## What to produce
Return the listing below verbatim, from its first line up to and including the line containing "candle-body [213, 260, 219, 320]".

## Dataset records
○ ○ ○

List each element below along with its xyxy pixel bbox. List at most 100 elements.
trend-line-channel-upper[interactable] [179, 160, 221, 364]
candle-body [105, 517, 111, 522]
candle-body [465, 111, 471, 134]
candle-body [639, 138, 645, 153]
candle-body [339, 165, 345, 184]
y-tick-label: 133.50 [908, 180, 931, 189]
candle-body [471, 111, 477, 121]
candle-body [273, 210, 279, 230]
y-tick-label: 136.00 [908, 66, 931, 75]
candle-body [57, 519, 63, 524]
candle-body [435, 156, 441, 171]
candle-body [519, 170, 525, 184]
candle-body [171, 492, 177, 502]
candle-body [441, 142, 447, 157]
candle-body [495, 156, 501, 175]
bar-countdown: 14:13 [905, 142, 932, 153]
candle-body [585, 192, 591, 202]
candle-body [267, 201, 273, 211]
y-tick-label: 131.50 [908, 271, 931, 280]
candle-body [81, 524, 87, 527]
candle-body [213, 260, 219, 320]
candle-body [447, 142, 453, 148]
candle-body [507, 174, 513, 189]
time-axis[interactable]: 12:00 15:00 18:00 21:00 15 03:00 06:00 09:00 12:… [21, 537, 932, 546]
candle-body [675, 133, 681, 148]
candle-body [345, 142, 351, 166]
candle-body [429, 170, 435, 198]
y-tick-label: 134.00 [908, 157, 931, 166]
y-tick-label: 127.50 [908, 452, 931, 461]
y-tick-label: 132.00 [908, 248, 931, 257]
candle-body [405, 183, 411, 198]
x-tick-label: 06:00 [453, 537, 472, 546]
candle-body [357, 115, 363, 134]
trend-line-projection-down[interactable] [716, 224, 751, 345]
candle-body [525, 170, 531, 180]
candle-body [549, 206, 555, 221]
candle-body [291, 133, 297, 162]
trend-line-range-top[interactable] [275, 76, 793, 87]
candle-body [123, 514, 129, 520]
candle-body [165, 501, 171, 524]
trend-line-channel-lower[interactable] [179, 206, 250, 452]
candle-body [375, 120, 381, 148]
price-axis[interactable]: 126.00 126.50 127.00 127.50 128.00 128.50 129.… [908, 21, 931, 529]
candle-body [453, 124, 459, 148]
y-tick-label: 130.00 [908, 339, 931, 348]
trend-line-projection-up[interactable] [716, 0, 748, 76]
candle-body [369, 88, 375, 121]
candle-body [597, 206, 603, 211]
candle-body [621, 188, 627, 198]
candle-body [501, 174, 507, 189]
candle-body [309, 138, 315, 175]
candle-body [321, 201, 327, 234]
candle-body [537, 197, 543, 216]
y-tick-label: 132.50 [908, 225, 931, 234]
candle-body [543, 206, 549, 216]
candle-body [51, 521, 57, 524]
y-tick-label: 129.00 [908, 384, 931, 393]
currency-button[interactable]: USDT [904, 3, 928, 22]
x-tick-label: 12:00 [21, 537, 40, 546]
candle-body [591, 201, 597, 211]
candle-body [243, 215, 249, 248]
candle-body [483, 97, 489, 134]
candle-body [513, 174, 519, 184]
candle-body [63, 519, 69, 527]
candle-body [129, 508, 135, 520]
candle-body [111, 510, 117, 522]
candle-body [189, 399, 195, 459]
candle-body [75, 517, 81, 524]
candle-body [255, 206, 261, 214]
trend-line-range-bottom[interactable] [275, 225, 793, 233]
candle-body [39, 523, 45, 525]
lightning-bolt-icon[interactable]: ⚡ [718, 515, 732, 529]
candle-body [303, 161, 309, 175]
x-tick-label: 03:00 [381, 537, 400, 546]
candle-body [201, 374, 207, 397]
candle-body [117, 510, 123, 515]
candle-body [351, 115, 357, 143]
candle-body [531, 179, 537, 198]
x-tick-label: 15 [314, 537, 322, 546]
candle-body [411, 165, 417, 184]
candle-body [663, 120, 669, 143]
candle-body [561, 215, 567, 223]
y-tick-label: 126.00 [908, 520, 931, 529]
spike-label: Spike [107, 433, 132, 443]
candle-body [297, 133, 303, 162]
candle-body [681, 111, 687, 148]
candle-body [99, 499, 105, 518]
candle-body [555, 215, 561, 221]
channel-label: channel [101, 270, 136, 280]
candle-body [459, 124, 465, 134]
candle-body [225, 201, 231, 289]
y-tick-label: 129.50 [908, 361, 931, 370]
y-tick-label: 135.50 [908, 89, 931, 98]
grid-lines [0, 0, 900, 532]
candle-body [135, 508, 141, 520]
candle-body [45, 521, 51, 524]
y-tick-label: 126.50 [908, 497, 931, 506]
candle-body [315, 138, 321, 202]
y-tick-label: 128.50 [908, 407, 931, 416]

○ ○ ○

## Output of the exercise
List each element below along with its xyxy pixel bbox. List at most 100 elements.
trend-line-channel-upper[interactable] [179, 160, 221, 364]
candle-body [105, 517, 111, 522]
candle-body [465, 111, 471, 134]
candle-body [639, 138, 645, 153]
candle-body [339, 165, 345, 184]
y-tick-label: 133.50 [908, 180, 931, 189]
candle-body [471, 111, 477, 121]
candle-body [273, 210, 279, 230]
y-tick-label: 136.00 [908, 66, 931, 75]
candle-body [57, 519, 63, 524]
candle-body [435, 156, 441, 171]
candle-body [519, 170, 525, 184]
candle-body [171, 492, 177, 502]
candle-body [441, 142, 447, 157]
candle-body [495, 156, 501, 175]
bar-countdown: 14:13 [905, 142, 932, 153]
candle-body [585, 192, 591, 202]
candle-body [267, 201, 273, 211]
y-tick-label: 131.50 [908, 271, 931, 280]
candle-body [81, 524, 87, 527]
candle-body [213, 260, 219, 320]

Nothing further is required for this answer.